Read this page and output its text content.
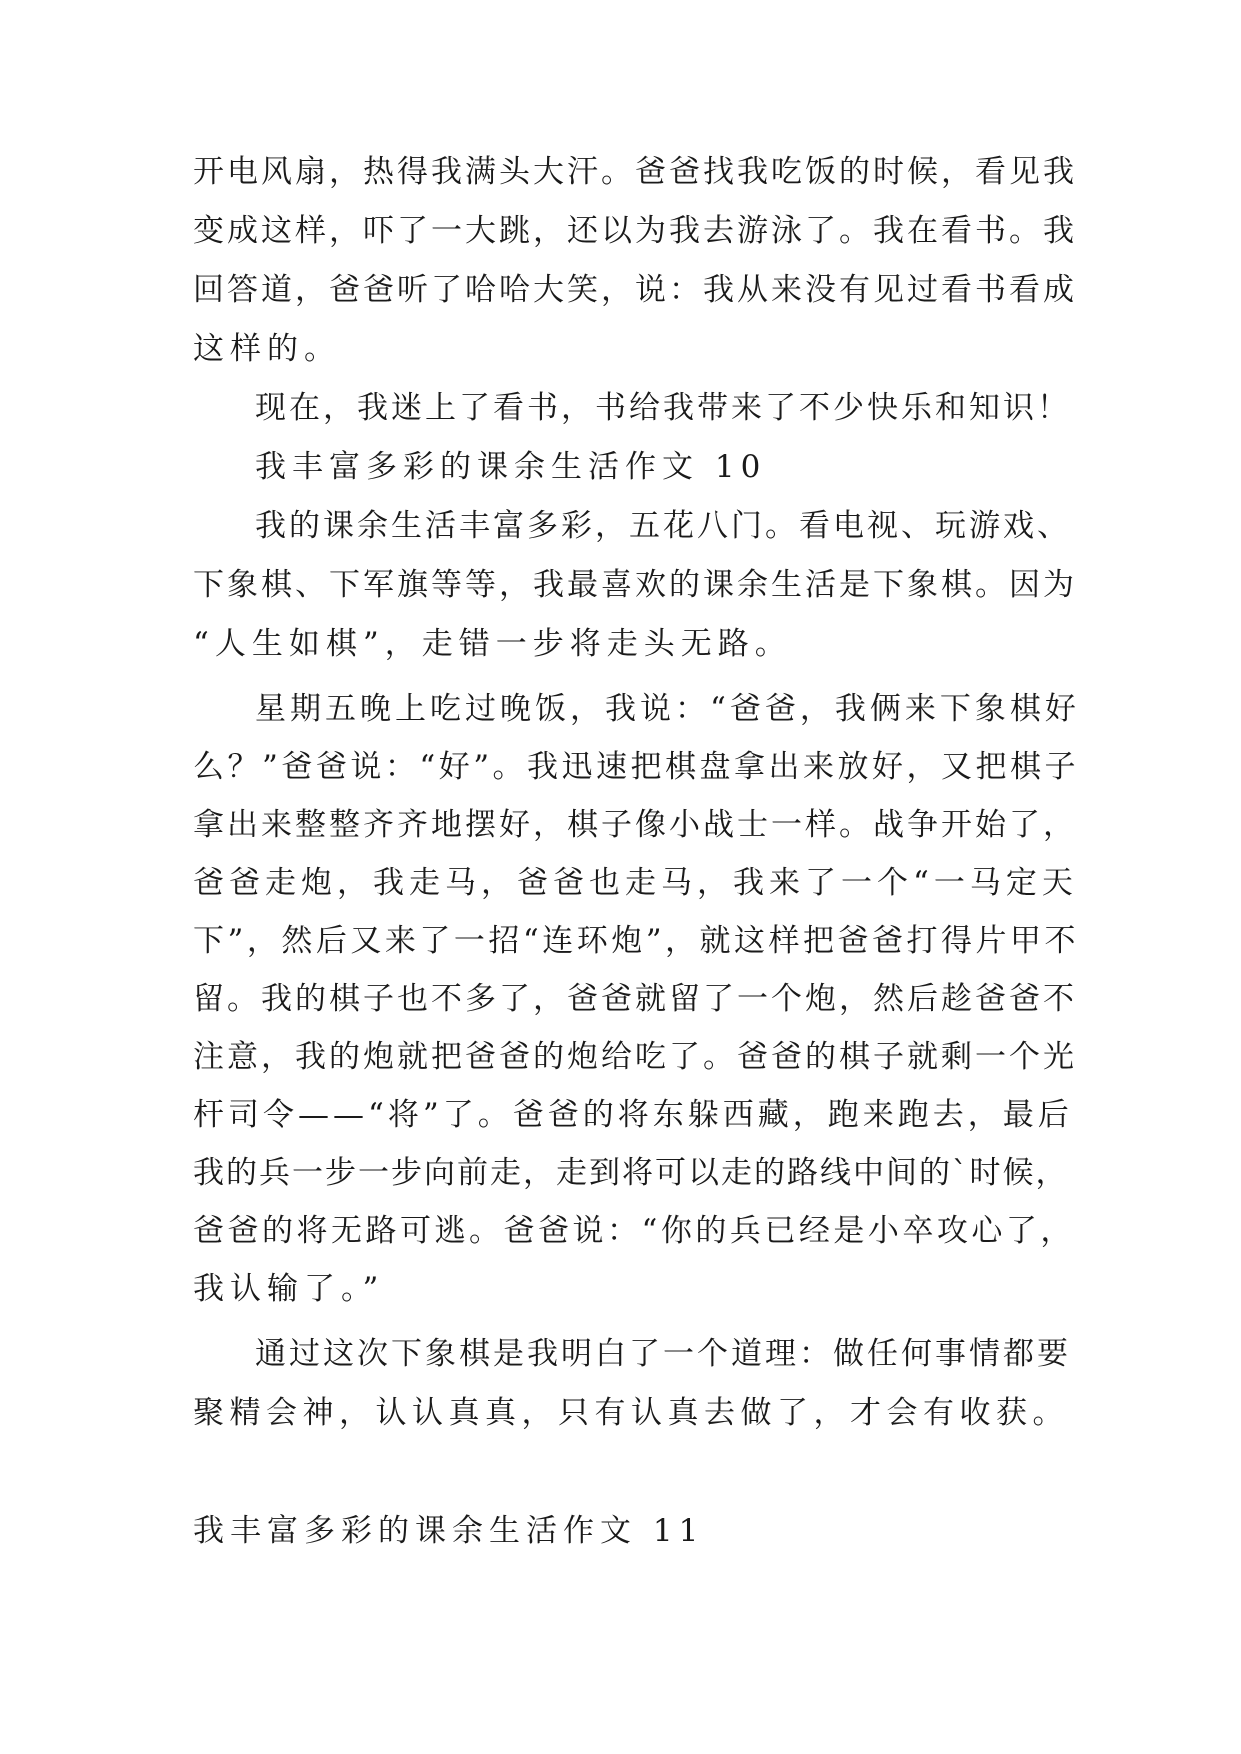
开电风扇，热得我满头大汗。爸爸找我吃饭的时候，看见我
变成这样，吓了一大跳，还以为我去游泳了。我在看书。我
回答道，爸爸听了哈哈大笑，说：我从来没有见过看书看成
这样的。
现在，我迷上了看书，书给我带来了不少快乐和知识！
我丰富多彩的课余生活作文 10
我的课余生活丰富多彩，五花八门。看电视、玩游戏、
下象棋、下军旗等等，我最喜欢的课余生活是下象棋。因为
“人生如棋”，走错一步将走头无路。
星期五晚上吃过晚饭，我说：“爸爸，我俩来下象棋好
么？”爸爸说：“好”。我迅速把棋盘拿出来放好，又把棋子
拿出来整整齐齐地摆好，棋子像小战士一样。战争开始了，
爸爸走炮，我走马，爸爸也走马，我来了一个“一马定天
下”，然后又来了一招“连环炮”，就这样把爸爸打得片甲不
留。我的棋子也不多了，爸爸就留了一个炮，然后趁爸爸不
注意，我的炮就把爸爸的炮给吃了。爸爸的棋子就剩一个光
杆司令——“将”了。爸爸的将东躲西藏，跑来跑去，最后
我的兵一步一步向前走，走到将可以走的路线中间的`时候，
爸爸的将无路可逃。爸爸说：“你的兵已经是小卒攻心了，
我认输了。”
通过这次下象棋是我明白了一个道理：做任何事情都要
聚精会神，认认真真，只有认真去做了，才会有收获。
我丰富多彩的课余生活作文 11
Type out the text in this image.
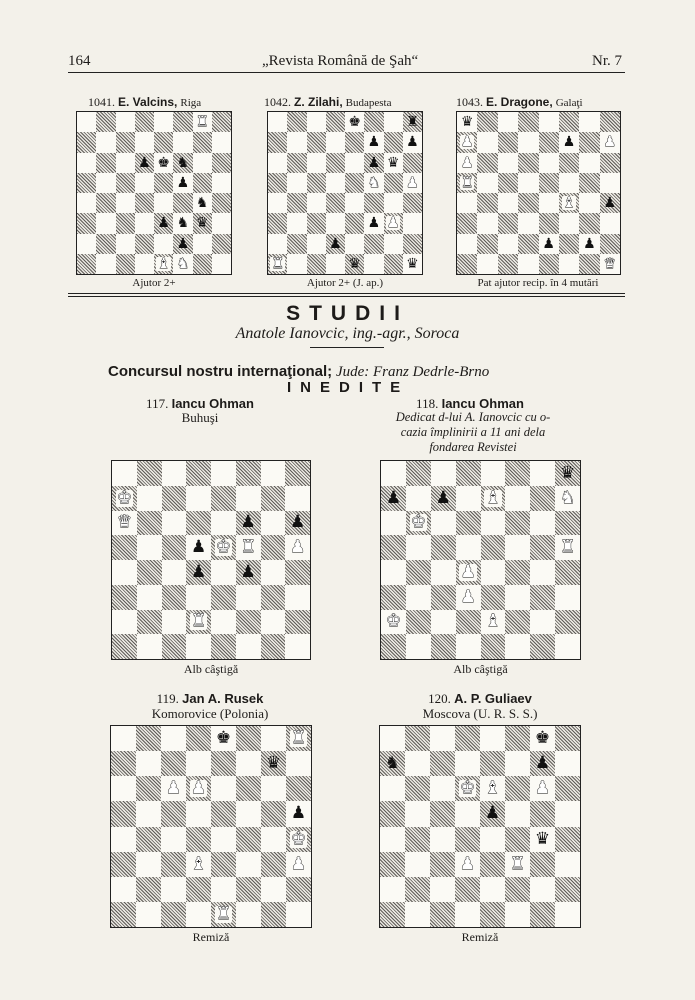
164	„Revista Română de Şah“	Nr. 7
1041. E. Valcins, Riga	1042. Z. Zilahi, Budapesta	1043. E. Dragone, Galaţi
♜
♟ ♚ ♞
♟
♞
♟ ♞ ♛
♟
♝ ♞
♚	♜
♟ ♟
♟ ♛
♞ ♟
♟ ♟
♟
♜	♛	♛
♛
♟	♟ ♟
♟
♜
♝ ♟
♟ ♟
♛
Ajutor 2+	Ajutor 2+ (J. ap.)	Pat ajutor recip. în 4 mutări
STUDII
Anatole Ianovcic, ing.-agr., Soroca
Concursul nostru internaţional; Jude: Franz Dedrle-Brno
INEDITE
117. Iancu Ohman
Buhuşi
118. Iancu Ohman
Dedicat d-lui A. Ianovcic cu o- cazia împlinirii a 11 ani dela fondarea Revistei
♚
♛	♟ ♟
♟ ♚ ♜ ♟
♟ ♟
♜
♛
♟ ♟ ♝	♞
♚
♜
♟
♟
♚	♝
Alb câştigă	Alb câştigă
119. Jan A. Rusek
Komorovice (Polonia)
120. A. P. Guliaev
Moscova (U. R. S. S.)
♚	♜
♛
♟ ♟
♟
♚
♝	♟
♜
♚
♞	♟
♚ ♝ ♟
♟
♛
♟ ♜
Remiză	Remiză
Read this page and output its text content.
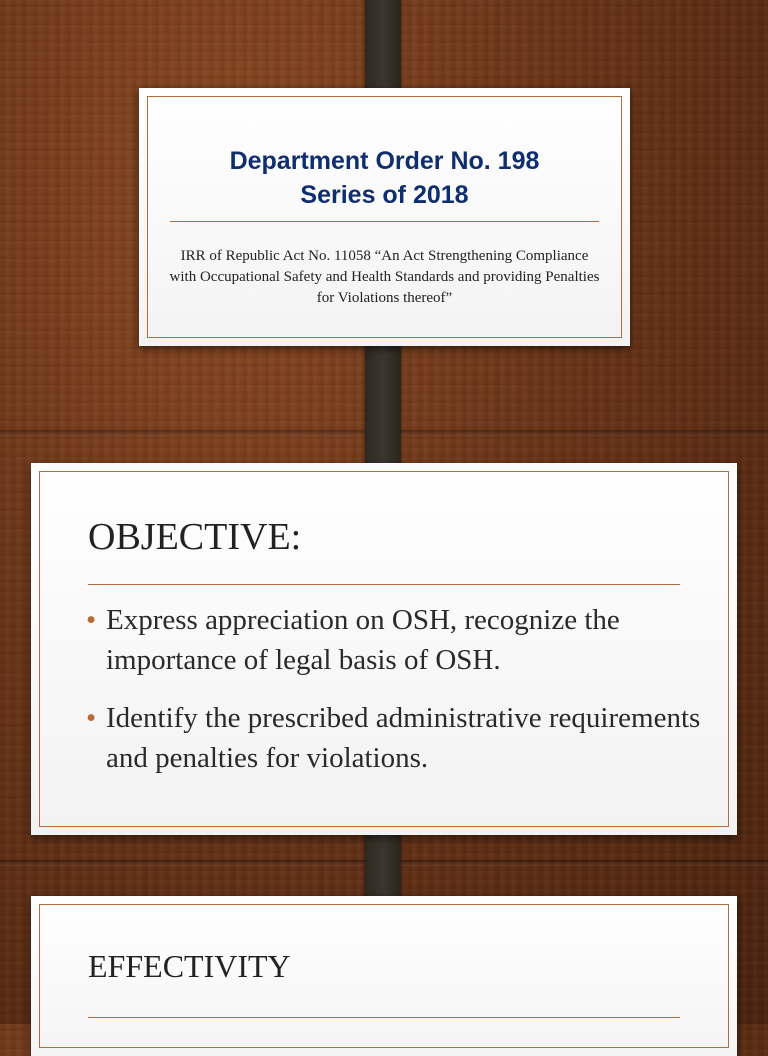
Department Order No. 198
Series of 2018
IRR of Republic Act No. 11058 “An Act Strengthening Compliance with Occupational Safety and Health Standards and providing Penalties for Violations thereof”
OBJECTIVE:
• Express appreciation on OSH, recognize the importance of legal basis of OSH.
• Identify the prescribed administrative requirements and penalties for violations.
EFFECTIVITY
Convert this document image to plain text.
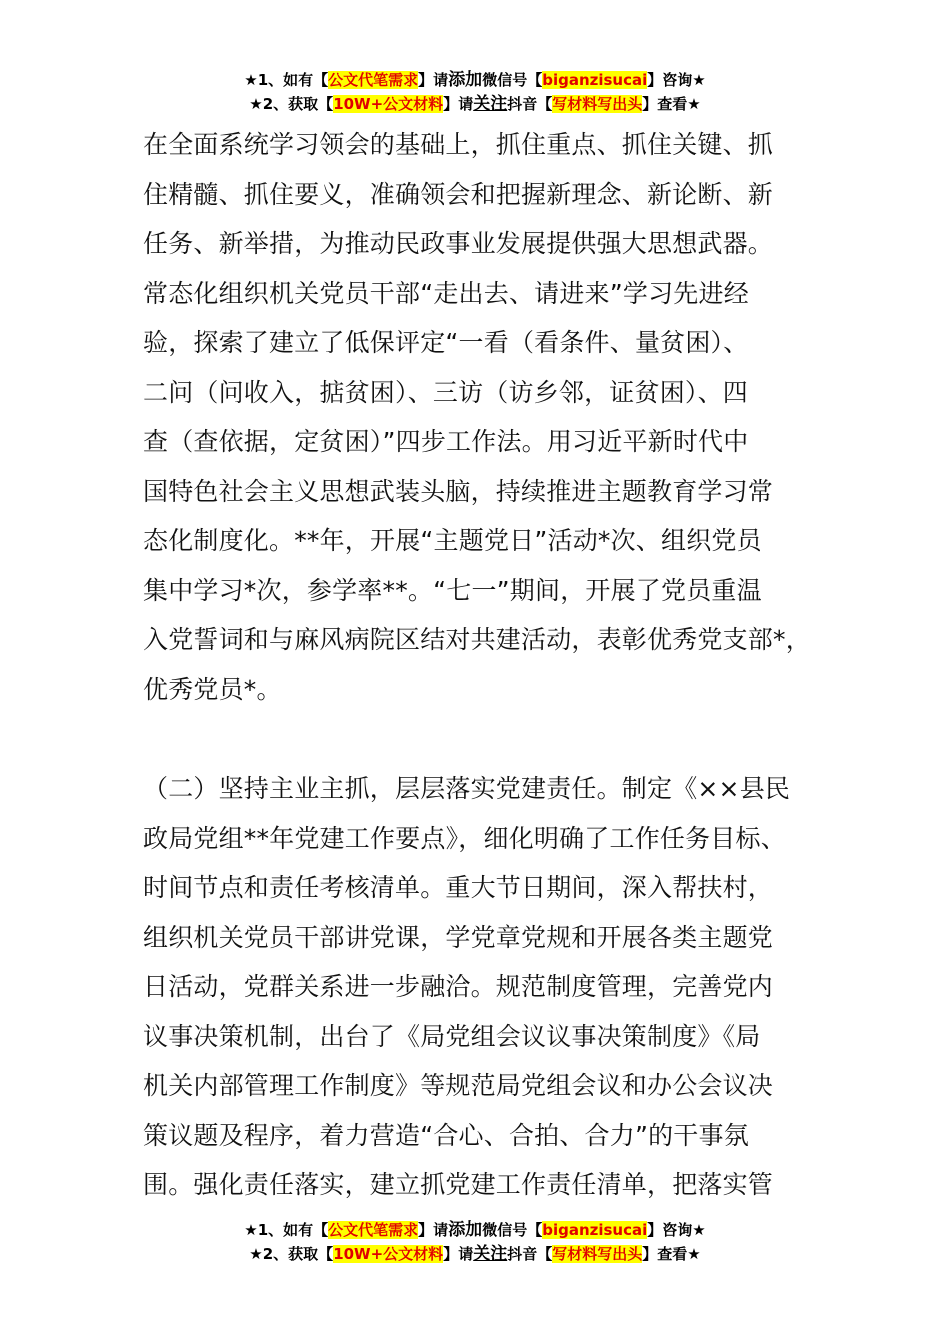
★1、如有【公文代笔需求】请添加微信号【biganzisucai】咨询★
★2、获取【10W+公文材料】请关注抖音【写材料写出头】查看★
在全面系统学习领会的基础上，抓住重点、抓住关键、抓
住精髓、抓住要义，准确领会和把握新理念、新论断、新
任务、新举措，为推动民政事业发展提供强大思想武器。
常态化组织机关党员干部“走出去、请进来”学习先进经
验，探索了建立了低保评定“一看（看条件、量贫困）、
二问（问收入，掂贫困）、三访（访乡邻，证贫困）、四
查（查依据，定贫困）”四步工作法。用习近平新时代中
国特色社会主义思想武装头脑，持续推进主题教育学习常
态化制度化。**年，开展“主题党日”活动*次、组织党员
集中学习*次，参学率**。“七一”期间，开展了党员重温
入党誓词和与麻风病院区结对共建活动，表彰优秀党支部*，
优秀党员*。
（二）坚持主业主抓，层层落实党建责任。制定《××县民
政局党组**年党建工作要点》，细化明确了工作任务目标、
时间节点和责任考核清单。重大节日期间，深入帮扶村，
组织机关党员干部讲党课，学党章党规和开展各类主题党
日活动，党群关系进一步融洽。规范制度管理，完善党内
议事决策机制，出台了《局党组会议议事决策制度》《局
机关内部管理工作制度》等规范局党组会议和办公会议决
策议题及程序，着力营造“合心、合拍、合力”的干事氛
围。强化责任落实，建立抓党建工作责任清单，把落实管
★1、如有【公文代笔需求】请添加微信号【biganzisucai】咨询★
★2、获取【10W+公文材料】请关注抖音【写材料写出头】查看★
################
Look through the entries above; copy each line where the string "image" appears.

Type out the text in this image.
Convert this document image to plain text.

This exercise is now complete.